- **WHAT YOU WILL DO**
Spot each line that carries the word "稳步增值"; copy those lines.

- **SUPPLIED MATERIAL**

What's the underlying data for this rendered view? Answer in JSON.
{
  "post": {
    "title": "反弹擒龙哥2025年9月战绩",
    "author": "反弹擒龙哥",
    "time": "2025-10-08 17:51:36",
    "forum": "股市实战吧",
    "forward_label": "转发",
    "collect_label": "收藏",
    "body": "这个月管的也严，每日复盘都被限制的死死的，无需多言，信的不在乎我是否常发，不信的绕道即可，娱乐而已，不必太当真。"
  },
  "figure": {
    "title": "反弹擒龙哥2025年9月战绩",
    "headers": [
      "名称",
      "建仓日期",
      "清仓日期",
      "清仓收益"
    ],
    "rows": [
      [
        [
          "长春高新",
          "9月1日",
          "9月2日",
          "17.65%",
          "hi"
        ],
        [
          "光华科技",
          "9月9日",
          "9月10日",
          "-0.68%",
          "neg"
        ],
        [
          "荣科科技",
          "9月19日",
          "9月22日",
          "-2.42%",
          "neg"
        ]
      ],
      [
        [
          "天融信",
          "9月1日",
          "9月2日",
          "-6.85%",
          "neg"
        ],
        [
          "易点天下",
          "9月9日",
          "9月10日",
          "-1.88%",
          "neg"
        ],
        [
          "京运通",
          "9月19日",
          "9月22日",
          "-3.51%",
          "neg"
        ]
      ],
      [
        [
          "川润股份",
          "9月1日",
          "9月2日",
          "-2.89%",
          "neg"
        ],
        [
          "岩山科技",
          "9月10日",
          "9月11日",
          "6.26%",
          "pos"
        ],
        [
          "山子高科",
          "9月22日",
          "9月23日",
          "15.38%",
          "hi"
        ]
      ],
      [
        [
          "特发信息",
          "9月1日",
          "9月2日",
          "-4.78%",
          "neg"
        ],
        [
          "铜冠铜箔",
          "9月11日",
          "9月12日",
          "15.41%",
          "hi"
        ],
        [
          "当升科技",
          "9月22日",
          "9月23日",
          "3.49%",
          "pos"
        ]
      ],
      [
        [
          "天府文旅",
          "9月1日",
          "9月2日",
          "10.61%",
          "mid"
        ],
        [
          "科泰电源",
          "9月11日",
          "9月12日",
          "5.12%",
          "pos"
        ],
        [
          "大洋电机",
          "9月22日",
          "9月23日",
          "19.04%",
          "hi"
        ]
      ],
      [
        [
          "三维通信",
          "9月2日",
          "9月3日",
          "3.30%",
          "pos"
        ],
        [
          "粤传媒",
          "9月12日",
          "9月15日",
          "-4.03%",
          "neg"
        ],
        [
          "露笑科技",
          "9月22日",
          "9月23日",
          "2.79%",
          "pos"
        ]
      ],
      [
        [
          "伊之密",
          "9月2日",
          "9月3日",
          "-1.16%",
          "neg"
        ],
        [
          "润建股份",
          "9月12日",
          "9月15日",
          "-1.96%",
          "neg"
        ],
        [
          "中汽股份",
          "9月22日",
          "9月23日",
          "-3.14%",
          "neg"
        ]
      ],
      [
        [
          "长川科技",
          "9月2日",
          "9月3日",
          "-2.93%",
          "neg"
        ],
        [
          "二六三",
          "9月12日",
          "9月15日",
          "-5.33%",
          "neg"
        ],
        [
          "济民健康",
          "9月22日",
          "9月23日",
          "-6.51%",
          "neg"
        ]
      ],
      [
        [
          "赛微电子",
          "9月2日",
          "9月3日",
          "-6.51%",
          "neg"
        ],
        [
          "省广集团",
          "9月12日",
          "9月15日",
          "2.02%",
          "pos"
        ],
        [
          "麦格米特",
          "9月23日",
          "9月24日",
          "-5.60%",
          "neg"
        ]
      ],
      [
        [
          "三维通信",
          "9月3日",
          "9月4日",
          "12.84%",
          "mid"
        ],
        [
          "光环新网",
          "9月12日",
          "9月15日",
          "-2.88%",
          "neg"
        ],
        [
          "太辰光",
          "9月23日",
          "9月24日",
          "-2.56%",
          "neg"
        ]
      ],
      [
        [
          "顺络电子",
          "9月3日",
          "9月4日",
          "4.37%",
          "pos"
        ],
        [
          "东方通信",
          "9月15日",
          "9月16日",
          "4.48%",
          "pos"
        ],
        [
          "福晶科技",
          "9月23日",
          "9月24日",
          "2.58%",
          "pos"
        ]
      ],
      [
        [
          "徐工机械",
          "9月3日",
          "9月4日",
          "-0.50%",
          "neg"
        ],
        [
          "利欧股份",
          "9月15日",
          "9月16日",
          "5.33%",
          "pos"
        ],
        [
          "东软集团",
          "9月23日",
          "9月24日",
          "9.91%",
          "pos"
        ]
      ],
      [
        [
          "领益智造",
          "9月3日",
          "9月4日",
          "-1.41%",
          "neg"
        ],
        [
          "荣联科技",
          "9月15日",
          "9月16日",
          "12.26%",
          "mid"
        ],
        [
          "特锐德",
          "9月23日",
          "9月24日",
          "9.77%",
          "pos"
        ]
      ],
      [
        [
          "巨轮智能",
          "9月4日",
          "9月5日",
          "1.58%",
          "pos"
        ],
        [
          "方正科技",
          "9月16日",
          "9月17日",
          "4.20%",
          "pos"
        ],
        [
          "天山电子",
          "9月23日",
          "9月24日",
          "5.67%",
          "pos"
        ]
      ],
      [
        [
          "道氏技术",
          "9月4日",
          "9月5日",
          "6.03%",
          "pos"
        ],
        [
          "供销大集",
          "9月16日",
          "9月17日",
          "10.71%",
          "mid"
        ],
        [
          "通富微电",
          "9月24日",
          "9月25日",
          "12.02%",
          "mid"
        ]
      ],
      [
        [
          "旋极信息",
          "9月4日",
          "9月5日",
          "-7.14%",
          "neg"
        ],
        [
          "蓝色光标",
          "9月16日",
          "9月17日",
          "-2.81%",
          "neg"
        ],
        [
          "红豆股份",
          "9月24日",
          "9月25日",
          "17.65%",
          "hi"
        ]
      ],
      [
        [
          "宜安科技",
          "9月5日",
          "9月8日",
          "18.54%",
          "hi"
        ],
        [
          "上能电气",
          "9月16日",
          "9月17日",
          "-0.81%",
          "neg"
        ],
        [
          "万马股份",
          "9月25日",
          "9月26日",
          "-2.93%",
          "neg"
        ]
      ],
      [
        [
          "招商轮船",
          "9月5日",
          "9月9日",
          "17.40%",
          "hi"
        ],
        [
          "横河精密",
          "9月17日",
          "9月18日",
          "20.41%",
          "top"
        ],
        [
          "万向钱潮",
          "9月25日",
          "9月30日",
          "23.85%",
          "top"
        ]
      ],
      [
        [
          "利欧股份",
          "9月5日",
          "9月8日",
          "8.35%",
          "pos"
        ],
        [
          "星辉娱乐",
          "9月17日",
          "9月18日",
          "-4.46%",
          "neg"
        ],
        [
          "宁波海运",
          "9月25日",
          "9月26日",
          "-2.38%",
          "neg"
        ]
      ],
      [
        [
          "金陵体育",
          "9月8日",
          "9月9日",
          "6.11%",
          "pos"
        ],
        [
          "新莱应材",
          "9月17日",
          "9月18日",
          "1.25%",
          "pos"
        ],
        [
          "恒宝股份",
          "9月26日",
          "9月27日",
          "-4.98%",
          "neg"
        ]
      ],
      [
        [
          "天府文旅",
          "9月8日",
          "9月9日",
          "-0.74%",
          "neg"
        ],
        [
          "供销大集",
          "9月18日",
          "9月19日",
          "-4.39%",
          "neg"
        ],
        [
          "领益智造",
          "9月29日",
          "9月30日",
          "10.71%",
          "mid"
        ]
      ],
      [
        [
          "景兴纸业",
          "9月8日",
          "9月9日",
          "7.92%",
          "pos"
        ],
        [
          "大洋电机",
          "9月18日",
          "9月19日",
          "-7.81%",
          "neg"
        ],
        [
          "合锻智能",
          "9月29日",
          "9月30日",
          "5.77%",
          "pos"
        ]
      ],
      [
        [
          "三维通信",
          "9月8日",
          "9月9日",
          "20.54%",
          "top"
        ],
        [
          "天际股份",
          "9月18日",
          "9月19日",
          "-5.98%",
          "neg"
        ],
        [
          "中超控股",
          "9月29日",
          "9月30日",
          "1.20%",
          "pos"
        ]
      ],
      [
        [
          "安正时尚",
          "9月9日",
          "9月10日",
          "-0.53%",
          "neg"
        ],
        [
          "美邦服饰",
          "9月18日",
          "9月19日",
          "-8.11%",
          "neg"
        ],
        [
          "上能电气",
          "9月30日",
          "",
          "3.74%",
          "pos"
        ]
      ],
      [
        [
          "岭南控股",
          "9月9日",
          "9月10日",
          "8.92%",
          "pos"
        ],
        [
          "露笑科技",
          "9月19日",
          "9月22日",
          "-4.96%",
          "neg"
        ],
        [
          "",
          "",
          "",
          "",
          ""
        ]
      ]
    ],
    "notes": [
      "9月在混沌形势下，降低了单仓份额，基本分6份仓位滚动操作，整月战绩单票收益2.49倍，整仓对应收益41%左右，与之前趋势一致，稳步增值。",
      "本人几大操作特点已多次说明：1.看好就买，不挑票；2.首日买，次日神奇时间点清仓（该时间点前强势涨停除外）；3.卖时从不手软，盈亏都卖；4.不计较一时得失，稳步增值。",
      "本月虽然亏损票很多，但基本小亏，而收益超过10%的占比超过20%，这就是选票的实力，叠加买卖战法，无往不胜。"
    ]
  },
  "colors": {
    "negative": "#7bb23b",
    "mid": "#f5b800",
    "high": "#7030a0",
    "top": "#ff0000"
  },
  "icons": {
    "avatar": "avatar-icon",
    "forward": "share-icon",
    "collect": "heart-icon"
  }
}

- **CORRECT OUTPUT**
      "9月在混沌形势下，降低了单仓份额，基本分6份仓位滚动操作，整月战绩单票收益2.49倍，整仓对应收益41%左右，与之前趋势一致，稳步增值。",
      "本人几大操作特点已多次说明：1.看好就买，不挑票；2.首日买，次日神奇时间点清仓（该时间点前强势涨停除外）；3.卖时从不手软，盈亏都卖；4.不计较一时得失，稳步增值。",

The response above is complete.